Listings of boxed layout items
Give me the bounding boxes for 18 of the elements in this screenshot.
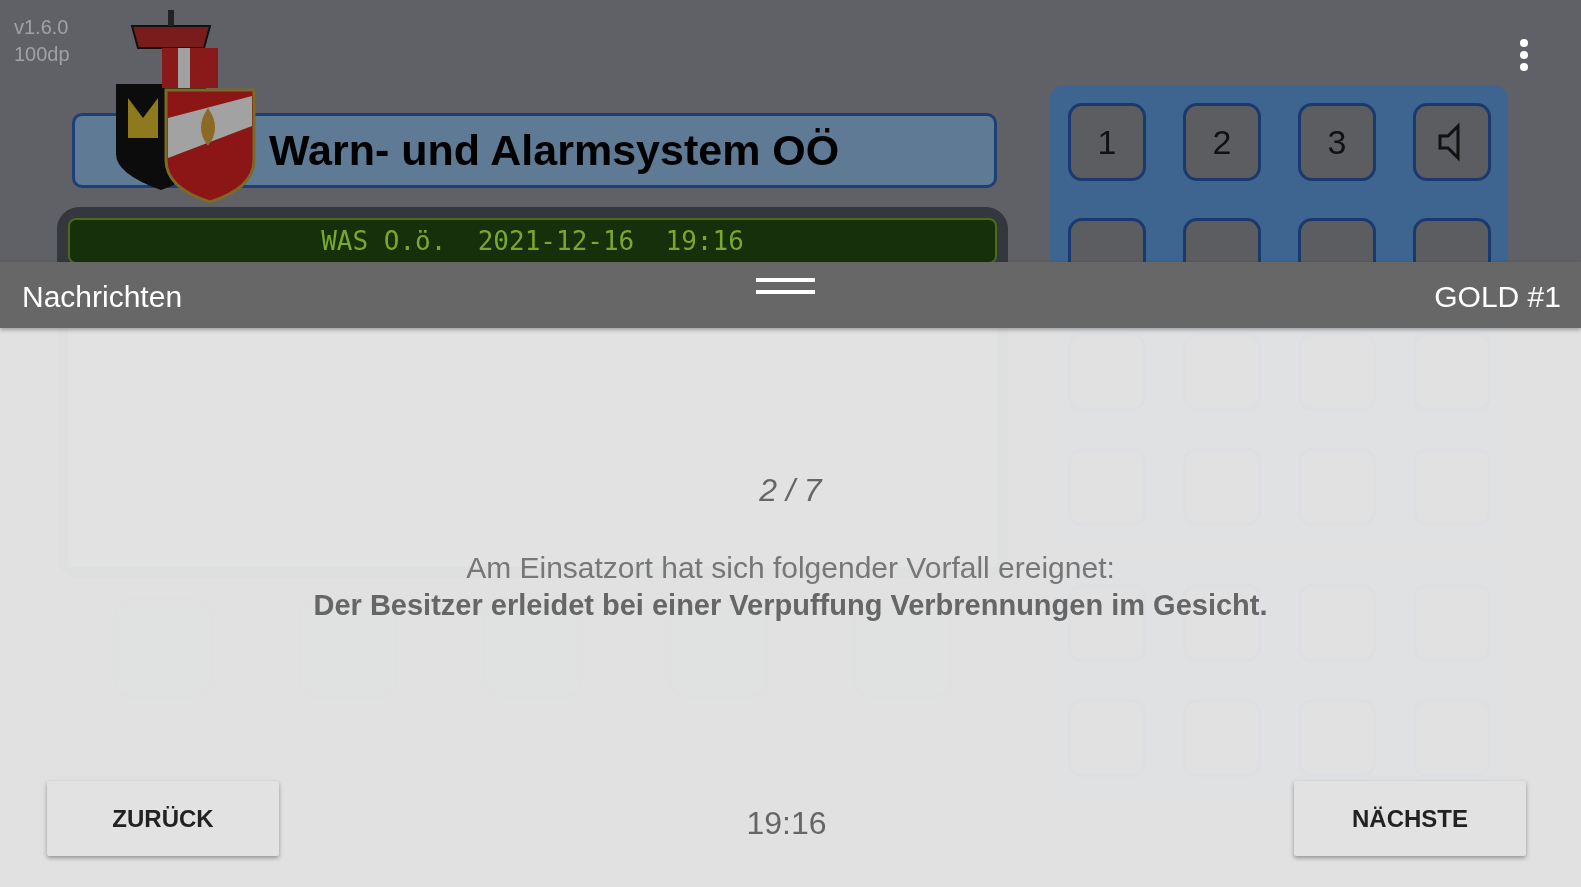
message-counter: 2 / 7 [759, 472, 822, 509]
sheet-title: Nachrichten [22, 280, 183, 314]
density-label: 100dp [14, 43, 71, 66]
back-button[interactable]: ZURÜCK [47, 781, 279, 856]
keypad-key[interactable]: 2 [1183, 103, 1261, 181]
time-label: 19:16 [746, 805, 827, 842]
version-label: v1.6.0 [14, 16, 70, 39]
next-button[interactable]: NÄCHSTE [1294, 781, 1526, 856]
drag-handle-icon[interactable] [756, 278, 815, 295]
keypad-key[interactable]: 3 [1298, 103, 1376, 181]
lcd-status-text: WAS O.ö. 2021-12-16 19:16 [321, 226, 744, 256]
more-menu-icon[interactable] [1519, 38, 1529, 72]
keypad-key[interactable] [1413, 103, 1491, 181]
app-title: Warn- und Alarmsystem OÖ [269, 126, 840, 175]
message-intro: Am Einsatzort hat sich folgender Vorfall ereignet: [466, 551, 1115, 585]
keypad-key[interactable]: 1 [1068, 103, 1146, 181]
message-text: Der Besitzer erleidet bei einer Verpuffung Verbrennungen im Gesicht. [313, 589, 1268, 622]
account-label: GOLD #1 [1434, 280, 1561, 314]
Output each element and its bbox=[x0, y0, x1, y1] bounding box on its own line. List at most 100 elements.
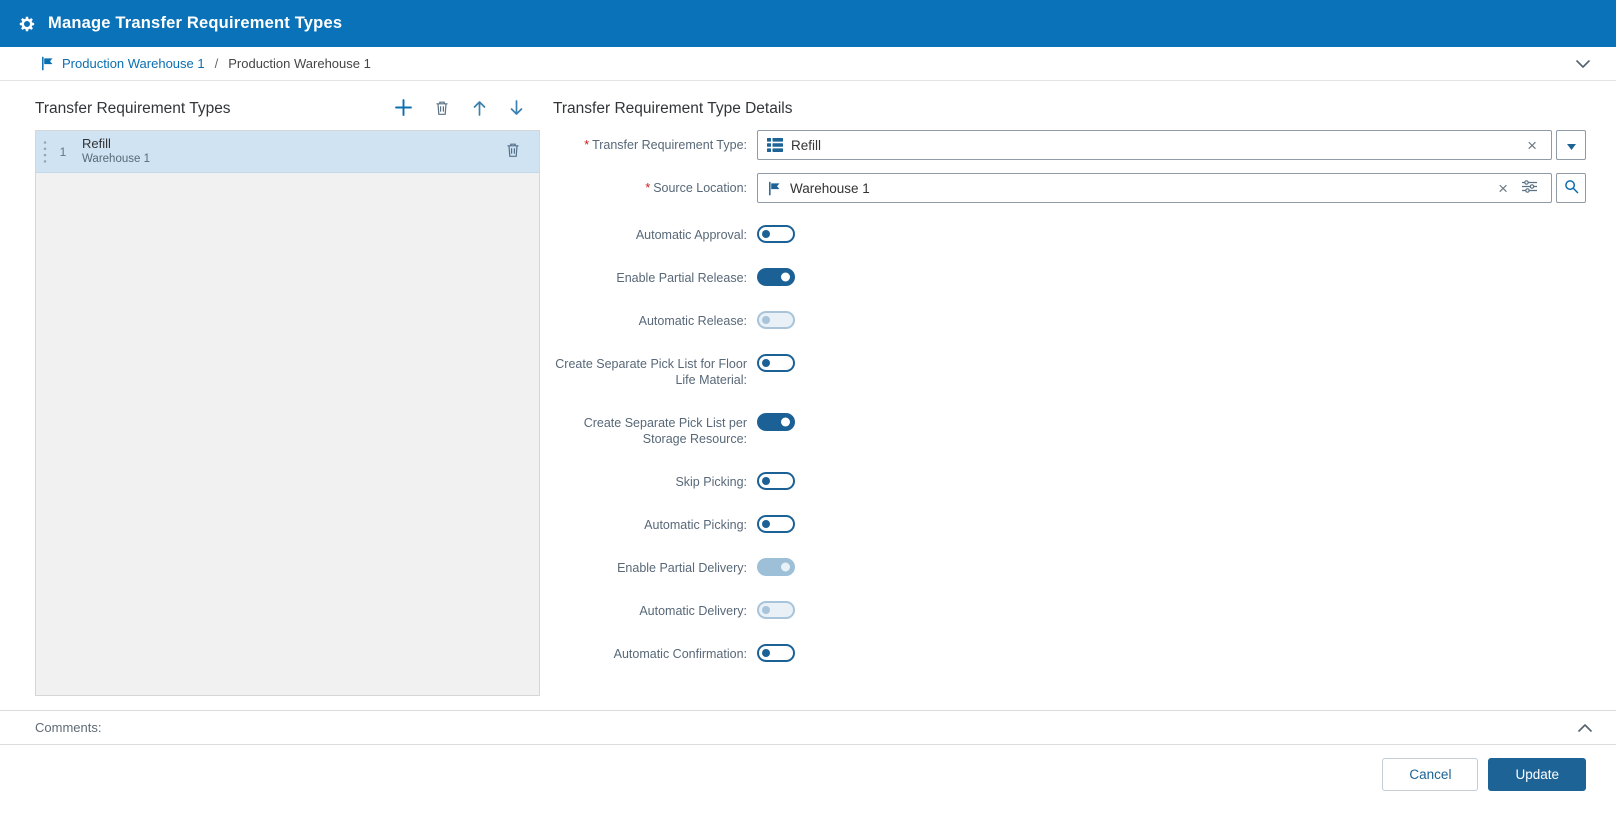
toggle-row: Automatic Confirmation: bbox=[553, 644, 1586, 662]
arrow-up-icon bbox=[472, 100, 487, 119]
move-up-button[interactable] bbox=[470, 98, 489, 121]
left-panel-header: Transfer Requirement Types bbox=[35, 95, 540, 123]
main-content: Transfer Requirement Types 1 Refill Ware… bbox=[0, 81, 1616, 710]
search-icon bbox=[1564, 179, 1579, 197]
toggle-automatic-approval[interactable] bbox=[757, 225, 795, 243]
list-item-name: Refill bbox=[82, 135, 111, 151]
source-location-value: Warehouse 1 bbox=[790, 180, 870, 196]
toggle-label: Enable Partial Release: bbox=[616, 271, 747, 285]
toggle-label: Automatic Release: bbox=[638, 314, 747, 328]
toggle-row: Create Separate Pick List for Floor Life… bbox=[553, 354, 1586, 388]
transfer-requirement-types-panel: Transfer Requirement Types 1 Refill Ware… bbox=[35, 95, 540, 710]
toggle-row: Automatic Approval: bbox=[553, 225, 1586, 243]
toggle-label: Create Separate Pick List for Floor Life… bbox=[555, 357, 747, 387]
toggle-knob bbox=[762, 520, 770, 528]
breadcrumb: Production Warehouse 1 / Production Ware… bbox=[0, 47, 1616, 81]
toggle-row: Enable Partial Release: bbox=[553, 268, 1586, 286]
list-item-subtitle: Warehouse 1 bbox=[82, 153, 150, 166]
comments-label: Comments: bbox=[35, 720, 102, 735]
clear-icon[interactable]: × bbox=[1491, 180, 1515, 197]
field-transfer-requirement-type: * Transfer Requirement Type: Refill × bbox=[553, 130, 1586, 160]
toggle-knob bbox=[781, 417, 790, 427]
filter-button[interactable] bbox=[1515, 180, 1544, 196]
breadcrumb-current: Production Warehouse 1 bbox=[228, 56, 371, 71]
toggle-row: Skip Picking: bbox=[553, 472, 1586, 490]
toggle-label: Automatic Delivery: bbox=[639, 604, 747, 618]
comments-section: Comments: bbox=[0, 710, 1616, 745]
toggle-row: Create Separate Pick List per Storage Re… bbox=[553, 413, 1586, 447]
toggle-knob bbox=[762, 477, 770, 485]
transfer-requirement-type-value: Refill bbox=[791, 137, 822, 153]
chevron-down-icon[interactable] bbox=[1572, 56, 1594, 72]
caret-down-icon bbox=[1566, 138, 1576, 153]
app-titlebar: Manage Transfer Requirement Types bbox=[0, 0, 1616, 47]
toggle-automatic-confirmation[interactable] bbox=[757, 644, 795, 662]
move-down-button[interactable] bbox=[507, 98, 526, 121]
required-marker: * bbox=[645, 181, 651, 195]
left-panel-title: Transfer Requirement Types bbox=[35, 100, 231, 117]
field-label: * Transfer Requirement Type: bbox=[584, 138, 747, 152]
warehouse-flag-icon bbox=[40, 56, 55, 71]
update-button[interactable]: Update bbox=[1488, 758, 1586, 791]
toggle-label: Automatic Approval: bbox=[635, 228, 747, 242]
chevron-up-icon[interactable] bbox=[1574, 720, 1596, 736]
field-label: * Source Location: bbox=[645, 181, 747, 195]
toggle-knob bbox=[762, 649, 770, 657]
details-title: Transfer Requirement Type Details bbox=[553, 100, 793, 117]
row-delete-button[interactable] bbox=[503, 140, 523, 163]
toggle-row: Enable Partial Delivery: bbox=[553, 558, 1586, 576]
filter-sliders-icon bbox=[1522, 180, 1537, 196]
search-button[interactable] bbox=[1556, 173, 1586, 203]
toggle-separate-pick-list-storage-resource[interactable] bbox=[757, 413, 795, 431]
footer-actions: Cancel Update bbox=[0, 745, 1616, 827]
breadcrumb-separator: / bbox=[214, 56, 219, 71]
toggle-automatic-release bbox=[757, 311, 795, 329]
list-item-refill[interactable]: 1 Refill Warehouse 1 bbox=[36, 131, 539, 173]
toggle-row: Automatic Picking: bbox=[553, 515, 1586, 533]
toggle-enable-partial-release[interactable] bbox=[757, 268, 795, 286]
add-button[interactable] bbox=[393, 97, 414, 121]
toggle-label: Enable Partial Delivery: bbox=[617, 561, 747, 575]
toggle-row: Automatic Delivery: bbox=[553, 601, 1586, 619]
toggle-knob bbox=[762, 606, 770, 614]
gear-icon bbox=[18, 15, 36, 33]
dropdown-button[interactable] bbox=[1556, 130, 1586, 160]
toggle-label: Automatic Confirmation: bbox=[613, 647, 747, 661]
toggle-knob bbox=[762, 316, 770, 324]
toggle-label: Create Separate Pick List per Storage Re… bbox=[583, 416, 747, 446]
transfer-requirement-types-list: 1 Refill Warehouse 1 bbox=[35, 130, 540, 696]
cancel-button[interactable]: Cancel bbox=[1382, 758, 1479, 791]
breadcrumb-link[interactable]: Production Warehouse 1 bbox=[62, 56, 205, 71]
add-icon bbox=[395, 99, 412, 119]
toggle-label: Skip Picking: bbox=[675, 475, 747, 489]
transfer-requirement-type-details-panel: Transfer Requirement Type Details * Trans… bbox=[553, 95, 1586, 710]
toggle-knob bbox=[781, 272, 790, 282]
toggle-automatic-picking[interactable] bbox=[757, 515, 795, 533]
delete-button[interactable] bbox=[432, 98, 452, 121]
toggle-skip-picking[interactable] bbox=[757, 472, 795, 490]
toggle-knob bbox=[762, 230, 770, 238]
trash-icon bbox=[434, 100, 450, 119]
toggle-separate-pick-list-floor-life[interactable] bbox=[757, 354, 795, 372]
clear-icon[interactable]: × bbox=[1520, 137, 1544, 154]
toggle-label: Automatic Picking: bbox=[644, 518, 747, 532]
list-icon bbox=[767, 138, 783, 152]
arrow-down-icon bbox=[509, 99, 524, 119]
field-source-location: * Source Location: Warehouse 1 × bbox=[553, 173, 1586, 203]
toggle-knob bbox=[781, 562, 790, 572]
source-location-combobox[interactable]: Warehouse 1 × bbox=[757, 173, 1552, 203]
drag-handle-icon[interactable] bbox=[43, 140, 47, 164]
toggle-enable-partial-delivery bbox=[757, 558, 795, 576]
toggle-automatic-delivery bbox=[757, 601, 795, 619]
left-panel-toolbar bbox=[393, 97, 540, 121]
warehouse-flag-icon bbox=[767, 181, 782, 196]
list-item-text: Refill Warehouse 1 bbox=[82, 136, 150, 168]
toggle-settings: Automatic Approval: Enable Partial Relea… bbox=[553, 225, 1586, 687]
toggle-knob bbox=[762, 359, 770, 367]
toggle-row: Automatic Release: bbox=[553, 311, 1586, 329]
transfer-requirement-type-combobox[interactable]: Refill × bbox=[757, 130, 1552, 160]
list-item-index: 1 bbox=[59, 144, 67, 159]
page-title: Manage Transfer Requirement Types bbox=[48, 14, 343, 32]
trash-icon bbox=[505, 142, 521, 161]
required-marker: * bbox=[584, 138, 590, 152]
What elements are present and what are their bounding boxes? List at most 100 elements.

Given instruction: Print the lines of the listing again without changing anything, beginning at the line that contains "message-counter: 2 / 7 [759, 472, 822, 509]" and stopping after the line that contains "drag-handle-icon[interactable] [756, 278, 815, 295]".

Result:
message-counter: 2 / 7 [759, 472, 822, 509]
sheet-title: Nachrichten [22, 280, 183, 314]
density-label: 100dp [14, 43, 71, 66]
back-button[interactable]: ZURÜCK [47, 781, 279, 856]
keypad-key[interactable]: 2 [1183, 103, 1261, 181]
time-label: 19:16 [746, 805, 827, 842]
version-label: v1.6.0 [14, 16, 70, 39]
next-button[interactable]: NÄCHSTE [1294, 781, 1526, 856]
drag-handle-icon[interactable] [756, 278, 815, 295]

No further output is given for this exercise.